Goal: Show every line where "label" occurs.

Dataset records
╭──

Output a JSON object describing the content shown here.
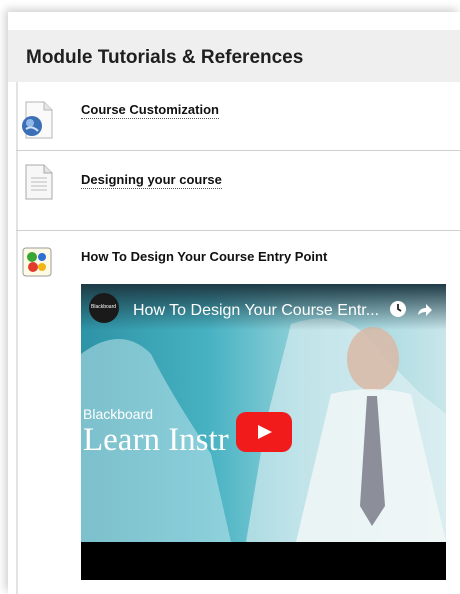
{
  "module": {
    "title": "Module Tutorials & References"
  },
  "items": [
    {
      "label": "Course Customization",
      "icon": "web-link-globe-icon"
    },
    {
      "label": "Designing your course",
      "icon": "document-icon"
    },
    {
      "label": "How To Design Your Course Entry Point",
      "icon": "mashup-puzzle-icon"
    }
  ],
  "video": {
    "title": "How To Design Your Course Entr...",
    "channel": "Blackboard",
    "overlay_brand": "Blackboard",
    "overlay_text": "Learn Instr  or",
    "controls": [
      "watch-later-icon",
      "share-icon",
      "play-button"
    ]
  },
  "colors": {
    "header_bg": "#efefef",
    "play_red": "#f11b1b",
    "thumb_teal": "#47b2c2"
  }
}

╰──

Exercise response:
      "label": "Course Customization",
      "label": "Designing your course",
      "label": "How To Design Your Course Entry Point",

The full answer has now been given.